*** SOURCE TEXT ***
Unplanned and Costly

More than 90% of all stroke-related readmissions were unplanned, and up to 13.6% were deemed potentially preventable. The top two reasons for readmission were acute cerebrovascular disease and septicemia.

Thirty-day readmission rates were highest for patients with ICH (13.7%), followed by patients with AIS (12.4%) and those with SAH (11.48%).

"Hemorrhagic patients tend to be younger, so it's kind of a 'double whammy' for them because they experience really high levels of early mortality as well," — averaging about 25% to 30% during hospitalization vs about 5% to 10% for a patient with an ischemic stroke, said Vahidy.

"Because hemorrhagic strokes are more severe, more debilitating, and produce profound impairments in activities of daily living, we did expect they might have a greater burden for readmissions but that's the unique finding of our study," he said. "And because they are younger, a majority, up to 50% of them, are not covered by Medicare at the time of their initial event. So those findings are new and novel."

Importantly, 30-day readmission attributed to the same primary diagnosis as the index admission increased from 16.20% to 19.25% between 2010 and 2015 for patients with AIS, while holding relatively steady over the same period for those with ICH (from 8.36% to 8.81%) and SAH (from 7.22% to 8.15%).

For patients with AIS, in-hospital mortality was higher on readmission than during the index hospitalization (6.54% vs 5.13%), the average length of stay was longer on readmission (6.5 days vs 4.92 days), and the average inflation-adjusted cost per stay was higher on readmission ($12,303 vs $10,881).

"We need to consider that these are population-level data, and we are talking about more than 2 million patients, of whom more than 12% are readmitted," Vahidy said. "So if the average length of stay is longer by any magnitude than what their initial stay was and their cost to the healthcare system is higher than what their initial cost was, then I think it becomes quite significant on an absolute level in terms of healthcare cost savings."

Local readmission reduction programs that use  telemedicine-based follow-up, nurse- or healthcare worker-based follow-up including secondary prevention medication use, and early visits to primary care or specialty clinics have curtailed readmissions over time, but there is no national program for such efforts, he said.

"From a healthcare perspective, sometimes we're skeptical about the cost-benefit of these programs, so I think there's a need to prove that at the national level these programs work and do help make a difference."

Hospital Volume

Because of concerns that quality programs, including the HRRP, may disproportionately penalize larger safety-net hospitals that tend to treat more complicated, sicker patients, the investigators also analyzed stroke readmissions by hospital type and annual stroke discharge volume.
***
PROBLEM A:
Answer these questions from the stroke readmission passage:
(i) What were the top two reasons for readmission?
(ii) What was the 30-day readmission rate for patients with ICH?
(iii) For patients with AIS, what was the average length of stay on readmission and during the index hospitalization?
PROBLEM B: Retype the stretch of the stroke readmission passage from "Thirty-day readmission rates" through "stroke, said Vahidy.".
PROBLEM C: According to the stroke readmission passage, why did the investigators also analyze stroke readmissions by hospital type and annual stroke discharge volume?
*** GIVEN DATA ***
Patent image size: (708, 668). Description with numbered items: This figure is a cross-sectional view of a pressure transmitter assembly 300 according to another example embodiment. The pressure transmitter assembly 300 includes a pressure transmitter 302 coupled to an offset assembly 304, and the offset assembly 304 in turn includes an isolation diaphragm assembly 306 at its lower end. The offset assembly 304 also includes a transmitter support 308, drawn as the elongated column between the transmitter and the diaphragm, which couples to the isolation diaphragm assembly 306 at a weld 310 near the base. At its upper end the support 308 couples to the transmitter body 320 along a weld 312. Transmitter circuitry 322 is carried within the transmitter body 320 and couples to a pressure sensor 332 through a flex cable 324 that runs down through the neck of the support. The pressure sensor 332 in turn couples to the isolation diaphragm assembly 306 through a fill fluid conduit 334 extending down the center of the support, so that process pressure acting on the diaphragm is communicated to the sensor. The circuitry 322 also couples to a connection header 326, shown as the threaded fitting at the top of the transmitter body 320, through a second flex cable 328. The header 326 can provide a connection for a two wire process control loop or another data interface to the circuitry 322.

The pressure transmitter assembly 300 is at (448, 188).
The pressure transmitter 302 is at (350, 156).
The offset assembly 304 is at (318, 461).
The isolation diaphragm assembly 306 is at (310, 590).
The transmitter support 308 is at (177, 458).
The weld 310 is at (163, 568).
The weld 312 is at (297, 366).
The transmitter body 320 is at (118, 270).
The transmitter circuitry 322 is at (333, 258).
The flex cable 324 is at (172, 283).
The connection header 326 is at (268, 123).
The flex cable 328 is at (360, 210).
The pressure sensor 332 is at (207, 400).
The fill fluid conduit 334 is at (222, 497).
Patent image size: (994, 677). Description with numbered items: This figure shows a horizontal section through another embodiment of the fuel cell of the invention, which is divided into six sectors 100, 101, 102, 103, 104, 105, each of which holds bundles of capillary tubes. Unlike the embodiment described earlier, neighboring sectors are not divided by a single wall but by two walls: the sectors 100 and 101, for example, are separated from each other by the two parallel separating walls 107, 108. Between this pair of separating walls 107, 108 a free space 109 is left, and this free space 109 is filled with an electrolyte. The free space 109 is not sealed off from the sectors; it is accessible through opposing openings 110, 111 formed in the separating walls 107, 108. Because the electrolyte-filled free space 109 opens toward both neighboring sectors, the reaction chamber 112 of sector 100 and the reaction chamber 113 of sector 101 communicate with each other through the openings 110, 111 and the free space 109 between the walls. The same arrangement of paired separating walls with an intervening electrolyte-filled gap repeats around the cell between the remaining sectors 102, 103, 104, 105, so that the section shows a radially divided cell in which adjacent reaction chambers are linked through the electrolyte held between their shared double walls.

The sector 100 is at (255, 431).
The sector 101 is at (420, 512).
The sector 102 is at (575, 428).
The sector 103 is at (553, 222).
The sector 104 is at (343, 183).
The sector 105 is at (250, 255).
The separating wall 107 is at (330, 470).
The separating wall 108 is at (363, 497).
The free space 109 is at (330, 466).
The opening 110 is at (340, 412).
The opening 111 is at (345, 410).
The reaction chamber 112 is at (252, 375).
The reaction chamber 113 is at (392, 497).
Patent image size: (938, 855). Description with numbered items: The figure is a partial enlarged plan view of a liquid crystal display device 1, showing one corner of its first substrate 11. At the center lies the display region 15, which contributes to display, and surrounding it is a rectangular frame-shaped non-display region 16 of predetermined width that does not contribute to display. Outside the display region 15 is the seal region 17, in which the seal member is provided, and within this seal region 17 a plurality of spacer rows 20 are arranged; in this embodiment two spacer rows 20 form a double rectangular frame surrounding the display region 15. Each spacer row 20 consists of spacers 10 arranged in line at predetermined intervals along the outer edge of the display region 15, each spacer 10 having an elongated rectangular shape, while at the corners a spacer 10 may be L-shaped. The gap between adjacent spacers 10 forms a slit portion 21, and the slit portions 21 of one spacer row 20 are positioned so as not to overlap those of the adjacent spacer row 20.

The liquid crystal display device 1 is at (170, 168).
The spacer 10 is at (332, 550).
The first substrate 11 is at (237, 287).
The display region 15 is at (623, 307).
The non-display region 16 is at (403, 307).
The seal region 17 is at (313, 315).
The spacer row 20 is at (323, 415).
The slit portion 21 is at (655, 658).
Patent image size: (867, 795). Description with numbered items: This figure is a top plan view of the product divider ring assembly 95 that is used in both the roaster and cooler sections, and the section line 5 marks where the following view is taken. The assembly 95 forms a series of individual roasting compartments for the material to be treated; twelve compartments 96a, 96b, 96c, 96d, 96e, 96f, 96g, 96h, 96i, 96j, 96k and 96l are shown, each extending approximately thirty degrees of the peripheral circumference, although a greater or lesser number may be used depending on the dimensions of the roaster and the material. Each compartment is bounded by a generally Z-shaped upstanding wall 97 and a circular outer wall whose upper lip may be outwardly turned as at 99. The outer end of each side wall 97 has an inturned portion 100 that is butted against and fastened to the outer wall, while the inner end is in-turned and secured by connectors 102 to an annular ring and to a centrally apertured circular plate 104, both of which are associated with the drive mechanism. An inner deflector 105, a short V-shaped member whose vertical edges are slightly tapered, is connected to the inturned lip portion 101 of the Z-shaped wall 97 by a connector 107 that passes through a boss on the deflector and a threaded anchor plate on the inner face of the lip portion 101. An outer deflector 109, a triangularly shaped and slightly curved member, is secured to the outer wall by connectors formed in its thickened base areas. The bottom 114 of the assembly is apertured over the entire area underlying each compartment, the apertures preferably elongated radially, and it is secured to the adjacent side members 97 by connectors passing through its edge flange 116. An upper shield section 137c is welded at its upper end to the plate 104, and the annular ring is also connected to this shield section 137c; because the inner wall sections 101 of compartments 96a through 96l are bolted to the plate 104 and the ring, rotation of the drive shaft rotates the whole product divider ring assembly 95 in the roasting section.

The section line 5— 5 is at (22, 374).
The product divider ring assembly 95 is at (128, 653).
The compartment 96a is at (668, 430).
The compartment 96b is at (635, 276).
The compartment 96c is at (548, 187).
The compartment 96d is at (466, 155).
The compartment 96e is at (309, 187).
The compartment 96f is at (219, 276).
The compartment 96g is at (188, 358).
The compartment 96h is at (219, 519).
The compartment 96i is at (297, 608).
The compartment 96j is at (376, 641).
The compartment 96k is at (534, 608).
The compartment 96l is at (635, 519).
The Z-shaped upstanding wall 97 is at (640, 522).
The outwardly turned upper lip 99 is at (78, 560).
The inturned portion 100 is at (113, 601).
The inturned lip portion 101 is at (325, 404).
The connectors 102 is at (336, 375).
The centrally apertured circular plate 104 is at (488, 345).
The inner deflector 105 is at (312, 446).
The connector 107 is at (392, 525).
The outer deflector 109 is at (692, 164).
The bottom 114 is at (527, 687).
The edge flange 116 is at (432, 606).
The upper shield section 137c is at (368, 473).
***
RESPONSE AREA A:
(i) Acute cerebrovascular disease and septicemia.
(ii) 13.7%.
(iii) 6.5 days on readmission vs 4.92 days during the index hospitalization.

RESPONSE AREA B:
Thirty-day readmission rates were highest for patients with ICH (13.7%), followed by patients with AIS (12.4%) and those with SAH (11.48%).

"Hemorrhagic patients tend to be younger, so it's kind of a 'double whammy' for them because they experience really high levels of early mortality as well," — averaging about 25% to 30% during hospitalization vs about 5% to 10% for a patient with an ischemic stroke, said Vahidy.

RESPONSE AREA C: The investigators were concerned that quality programs, including the HRRP, may disproportionately penalize larger safety-net hospitals. Those hospitals tend to treat more complicated, sicker patients.